Work to do :: Pick out each line of the records in which the word "JSON" appears.

=======

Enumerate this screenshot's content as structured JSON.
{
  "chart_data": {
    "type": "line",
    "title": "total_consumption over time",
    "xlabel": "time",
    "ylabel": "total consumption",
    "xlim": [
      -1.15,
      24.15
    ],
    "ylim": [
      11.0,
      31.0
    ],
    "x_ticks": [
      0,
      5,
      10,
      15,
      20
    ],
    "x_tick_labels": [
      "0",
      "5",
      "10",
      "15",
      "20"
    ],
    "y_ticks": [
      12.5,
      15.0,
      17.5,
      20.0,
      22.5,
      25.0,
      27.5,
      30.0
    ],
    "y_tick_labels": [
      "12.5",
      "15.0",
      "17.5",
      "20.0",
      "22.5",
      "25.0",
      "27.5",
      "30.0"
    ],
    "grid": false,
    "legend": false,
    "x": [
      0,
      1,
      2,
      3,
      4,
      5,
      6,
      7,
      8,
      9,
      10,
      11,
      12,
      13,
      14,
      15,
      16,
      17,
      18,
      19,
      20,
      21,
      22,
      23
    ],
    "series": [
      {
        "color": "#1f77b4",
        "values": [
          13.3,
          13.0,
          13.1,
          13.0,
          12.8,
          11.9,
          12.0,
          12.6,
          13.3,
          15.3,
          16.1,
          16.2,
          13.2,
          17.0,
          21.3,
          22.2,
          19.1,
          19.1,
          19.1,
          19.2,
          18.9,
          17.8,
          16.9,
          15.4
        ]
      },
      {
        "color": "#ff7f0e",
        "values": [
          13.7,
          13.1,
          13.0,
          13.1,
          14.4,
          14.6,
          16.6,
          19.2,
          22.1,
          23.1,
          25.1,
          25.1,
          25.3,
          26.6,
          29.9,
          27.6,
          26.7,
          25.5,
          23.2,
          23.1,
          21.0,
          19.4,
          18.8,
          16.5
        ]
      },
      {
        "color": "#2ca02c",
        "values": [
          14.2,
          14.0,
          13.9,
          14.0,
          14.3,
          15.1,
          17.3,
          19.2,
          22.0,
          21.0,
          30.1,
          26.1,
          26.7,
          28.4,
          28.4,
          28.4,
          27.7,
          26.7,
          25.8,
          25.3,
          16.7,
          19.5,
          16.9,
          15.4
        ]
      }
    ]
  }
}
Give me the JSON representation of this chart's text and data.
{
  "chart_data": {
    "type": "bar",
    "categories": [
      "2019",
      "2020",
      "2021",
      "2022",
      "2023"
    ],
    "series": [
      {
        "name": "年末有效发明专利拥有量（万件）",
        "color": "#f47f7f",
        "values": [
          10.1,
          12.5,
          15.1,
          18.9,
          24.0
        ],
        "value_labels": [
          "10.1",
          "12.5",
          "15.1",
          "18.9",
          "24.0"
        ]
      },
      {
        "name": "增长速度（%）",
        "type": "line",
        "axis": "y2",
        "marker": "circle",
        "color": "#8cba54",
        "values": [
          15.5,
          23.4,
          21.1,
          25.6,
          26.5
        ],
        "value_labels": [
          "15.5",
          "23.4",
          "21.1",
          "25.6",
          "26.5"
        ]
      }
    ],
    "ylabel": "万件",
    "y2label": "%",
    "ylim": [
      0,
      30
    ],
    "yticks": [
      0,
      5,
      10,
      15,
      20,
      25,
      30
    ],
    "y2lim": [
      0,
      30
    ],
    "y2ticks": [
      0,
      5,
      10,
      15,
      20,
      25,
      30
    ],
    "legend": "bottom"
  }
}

=======

Output for this exercise ::
Enumerate this screenshot's content as structured JSON.
Give me the JSON representation of this chart's text and data.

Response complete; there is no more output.